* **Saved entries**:
[START]
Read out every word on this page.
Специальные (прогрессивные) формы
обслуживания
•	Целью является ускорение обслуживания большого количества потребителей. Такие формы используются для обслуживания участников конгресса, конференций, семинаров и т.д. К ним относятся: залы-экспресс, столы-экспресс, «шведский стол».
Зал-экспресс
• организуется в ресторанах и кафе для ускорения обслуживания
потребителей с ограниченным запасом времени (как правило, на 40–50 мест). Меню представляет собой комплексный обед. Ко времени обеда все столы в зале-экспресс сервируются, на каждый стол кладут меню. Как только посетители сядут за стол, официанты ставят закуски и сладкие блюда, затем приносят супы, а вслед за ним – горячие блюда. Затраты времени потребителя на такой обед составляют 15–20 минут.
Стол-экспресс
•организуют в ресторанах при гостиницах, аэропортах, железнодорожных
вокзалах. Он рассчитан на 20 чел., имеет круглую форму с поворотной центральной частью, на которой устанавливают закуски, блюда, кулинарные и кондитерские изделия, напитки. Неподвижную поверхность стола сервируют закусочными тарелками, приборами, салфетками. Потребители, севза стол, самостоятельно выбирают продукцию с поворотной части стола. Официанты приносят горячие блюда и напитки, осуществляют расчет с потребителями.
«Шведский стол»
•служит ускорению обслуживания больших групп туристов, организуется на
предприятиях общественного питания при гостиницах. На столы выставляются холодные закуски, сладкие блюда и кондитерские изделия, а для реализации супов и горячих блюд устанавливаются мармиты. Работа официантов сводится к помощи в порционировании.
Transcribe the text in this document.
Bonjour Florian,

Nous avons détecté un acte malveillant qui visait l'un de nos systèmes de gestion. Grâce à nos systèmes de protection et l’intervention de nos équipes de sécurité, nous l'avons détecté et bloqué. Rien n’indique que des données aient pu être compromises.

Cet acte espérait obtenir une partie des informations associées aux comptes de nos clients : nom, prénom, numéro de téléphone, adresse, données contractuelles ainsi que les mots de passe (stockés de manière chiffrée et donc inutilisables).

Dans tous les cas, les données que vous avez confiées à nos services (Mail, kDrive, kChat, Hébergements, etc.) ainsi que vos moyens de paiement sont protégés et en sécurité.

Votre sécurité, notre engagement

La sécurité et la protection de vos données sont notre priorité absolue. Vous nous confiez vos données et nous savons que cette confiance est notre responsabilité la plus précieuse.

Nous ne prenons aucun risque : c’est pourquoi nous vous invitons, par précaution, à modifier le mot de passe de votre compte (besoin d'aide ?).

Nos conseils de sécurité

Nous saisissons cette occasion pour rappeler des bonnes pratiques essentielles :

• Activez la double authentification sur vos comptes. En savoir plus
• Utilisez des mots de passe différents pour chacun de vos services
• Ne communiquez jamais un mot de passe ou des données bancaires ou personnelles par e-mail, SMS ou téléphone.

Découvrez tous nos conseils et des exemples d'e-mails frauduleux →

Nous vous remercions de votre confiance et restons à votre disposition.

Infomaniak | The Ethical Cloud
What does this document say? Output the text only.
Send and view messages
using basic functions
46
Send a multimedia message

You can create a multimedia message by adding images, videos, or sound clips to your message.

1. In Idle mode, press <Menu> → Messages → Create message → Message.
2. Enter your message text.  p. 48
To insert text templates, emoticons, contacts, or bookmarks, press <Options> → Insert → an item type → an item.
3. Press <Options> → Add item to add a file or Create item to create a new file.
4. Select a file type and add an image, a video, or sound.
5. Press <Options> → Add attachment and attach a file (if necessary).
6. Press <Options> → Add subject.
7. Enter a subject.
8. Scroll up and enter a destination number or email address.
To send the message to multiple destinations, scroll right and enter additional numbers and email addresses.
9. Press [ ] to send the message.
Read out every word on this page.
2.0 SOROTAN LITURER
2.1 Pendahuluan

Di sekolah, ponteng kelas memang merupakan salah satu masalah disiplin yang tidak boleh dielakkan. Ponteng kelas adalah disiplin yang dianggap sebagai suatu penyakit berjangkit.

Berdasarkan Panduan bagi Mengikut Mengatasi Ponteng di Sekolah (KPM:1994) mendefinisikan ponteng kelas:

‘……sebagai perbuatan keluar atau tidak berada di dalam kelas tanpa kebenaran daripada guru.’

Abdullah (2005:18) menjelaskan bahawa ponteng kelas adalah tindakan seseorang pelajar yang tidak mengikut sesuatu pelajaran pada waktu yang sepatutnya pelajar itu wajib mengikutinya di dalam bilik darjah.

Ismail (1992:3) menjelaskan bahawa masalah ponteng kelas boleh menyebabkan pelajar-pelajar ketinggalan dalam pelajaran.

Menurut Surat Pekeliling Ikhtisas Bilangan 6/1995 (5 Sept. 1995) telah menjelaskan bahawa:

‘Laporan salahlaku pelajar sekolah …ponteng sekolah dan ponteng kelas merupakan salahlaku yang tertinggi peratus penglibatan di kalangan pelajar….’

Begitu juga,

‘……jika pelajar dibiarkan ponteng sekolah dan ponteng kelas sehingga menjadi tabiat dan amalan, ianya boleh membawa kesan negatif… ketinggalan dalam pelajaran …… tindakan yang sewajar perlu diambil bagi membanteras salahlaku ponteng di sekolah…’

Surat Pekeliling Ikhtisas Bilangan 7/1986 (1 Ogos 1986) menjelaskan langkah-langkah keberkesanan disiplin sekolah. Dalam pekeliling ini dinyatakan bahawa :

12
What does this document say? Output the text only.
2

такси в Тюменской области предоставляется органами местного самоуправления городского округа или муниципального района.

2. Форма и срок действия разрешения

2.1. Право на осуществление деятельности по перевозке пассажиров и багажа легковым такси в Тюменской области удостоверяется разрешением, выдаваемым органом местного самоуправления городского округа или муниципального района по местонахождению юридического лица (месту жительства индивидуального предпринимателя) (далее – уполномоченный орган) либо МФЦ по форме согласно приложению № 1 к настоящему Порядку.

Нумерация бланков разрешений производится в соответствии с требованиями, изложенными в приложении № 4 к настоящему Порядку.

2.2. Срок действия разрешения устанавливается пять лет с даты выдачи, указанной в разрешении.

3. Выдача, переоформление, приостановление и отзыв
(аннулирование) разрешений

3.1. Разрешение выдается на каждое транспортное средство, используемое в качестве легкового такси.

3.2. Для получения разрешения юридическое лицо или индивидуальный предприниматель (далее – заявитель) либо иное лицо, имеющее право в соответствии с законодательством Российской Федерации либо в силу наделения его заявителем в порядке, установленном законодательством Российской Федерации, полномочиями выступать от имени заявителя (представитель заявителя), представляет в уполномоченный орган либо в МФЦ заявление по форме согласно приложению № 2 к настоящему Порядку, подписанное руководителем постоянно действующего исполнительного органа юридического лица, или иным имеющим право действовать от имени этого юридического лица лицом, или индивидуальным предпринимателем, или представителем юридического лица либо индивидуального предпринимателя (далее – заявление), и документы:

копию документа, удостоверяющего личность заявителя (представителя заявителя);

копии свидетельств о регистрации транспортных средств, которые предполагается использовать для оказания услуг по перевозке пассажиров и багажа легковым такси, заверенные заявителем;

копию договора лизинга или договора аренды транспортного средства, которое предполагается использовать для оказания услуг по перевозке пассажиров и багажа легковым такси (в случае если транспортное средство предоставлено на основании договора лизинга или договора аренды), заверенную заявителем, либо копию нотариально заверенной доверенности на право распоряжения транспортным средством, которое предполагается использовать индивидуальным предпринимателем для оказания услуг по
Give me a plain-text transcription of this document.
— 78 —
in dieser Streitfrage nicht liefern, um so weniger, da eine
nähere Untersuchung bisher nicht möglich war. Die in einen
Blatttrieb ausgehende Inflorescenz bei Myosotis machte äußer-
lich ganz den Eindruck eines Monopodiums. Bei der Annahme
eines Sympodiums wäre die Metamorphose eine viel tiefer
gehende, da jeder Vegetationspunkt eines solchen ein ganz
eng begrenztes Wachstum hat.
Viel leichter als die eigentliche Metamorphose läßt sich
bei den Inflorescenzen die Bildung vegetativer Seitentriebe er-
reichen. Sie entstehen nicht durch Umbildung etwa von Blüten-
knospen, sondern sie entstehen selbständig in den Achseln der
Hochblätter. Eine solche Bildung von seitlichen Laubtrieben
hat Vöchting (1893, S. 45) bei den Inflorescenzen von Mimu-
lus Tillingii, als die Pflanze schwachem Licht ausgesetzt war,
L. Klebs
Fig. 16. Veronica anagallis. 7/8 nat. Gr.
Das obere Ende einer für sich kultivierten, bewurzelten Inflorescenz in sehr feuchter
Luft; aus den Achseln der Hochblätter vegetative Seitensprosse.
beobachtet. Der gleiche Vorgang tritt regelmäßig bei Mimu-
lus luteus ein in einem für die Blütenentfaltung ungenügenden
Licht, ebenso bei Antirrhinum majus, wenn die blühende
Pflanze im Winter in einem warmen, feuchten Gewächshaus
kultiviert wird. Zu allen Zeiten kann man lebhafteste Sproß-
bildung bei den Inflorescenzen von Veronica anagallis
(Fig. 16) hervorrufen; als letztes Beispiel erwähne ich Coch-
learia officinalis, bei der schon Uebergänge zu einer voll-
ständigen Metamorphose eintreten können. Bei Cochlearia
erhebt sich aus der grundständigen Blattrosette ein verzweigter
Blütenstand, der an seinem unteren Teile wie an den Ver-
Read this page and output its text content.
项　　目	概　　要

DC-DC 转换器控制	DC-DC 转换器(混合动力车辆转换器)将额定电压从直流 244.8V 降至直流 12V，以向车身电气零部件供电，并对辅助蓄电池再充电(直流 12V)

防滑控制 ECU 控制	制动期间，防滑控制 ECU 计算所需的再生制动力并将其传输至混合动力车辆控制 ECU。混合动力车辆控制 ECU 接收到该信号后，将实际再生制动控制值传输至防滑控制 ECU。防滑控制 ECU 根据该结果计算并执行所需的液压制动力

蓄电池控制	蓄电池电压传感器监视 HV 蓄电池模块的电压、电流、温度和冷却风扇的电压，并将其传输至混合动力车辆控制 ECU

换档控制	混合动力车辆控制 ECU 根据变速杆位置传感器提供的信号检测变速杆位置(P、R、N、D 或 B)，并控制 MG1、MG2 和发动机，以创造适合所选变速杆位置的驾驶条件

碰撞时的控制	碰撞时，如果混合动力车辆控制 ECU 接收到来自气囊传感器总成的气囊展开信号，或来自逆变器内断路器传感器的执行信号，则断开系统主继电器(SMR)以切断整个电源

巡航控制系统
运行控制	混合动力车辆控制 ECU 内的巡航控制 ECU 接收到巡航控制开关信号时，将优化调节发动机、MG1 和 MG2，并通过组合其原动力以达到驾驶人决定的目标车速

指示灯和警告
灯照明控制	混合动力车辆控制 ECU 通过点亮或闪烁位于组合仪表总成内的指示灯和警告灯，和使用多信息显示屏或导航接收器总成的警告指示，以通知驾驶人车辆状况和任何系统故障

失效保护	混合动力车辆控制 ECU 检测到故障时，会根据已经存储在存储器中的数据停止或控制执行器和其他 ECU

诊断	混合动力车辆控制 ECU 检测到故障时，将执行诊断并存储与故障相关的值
[END]
* **EXERCISE REQUIREMENTS**: Which lines include "Hochblätter"? Copy each of them out.

* **SOLUTION BELOW**:
Hochblätter. Eine solche Bildung von seitlichen Laubtrieben
Luft; aus den Achseln der Hochblätter vegetative Seitensprosse.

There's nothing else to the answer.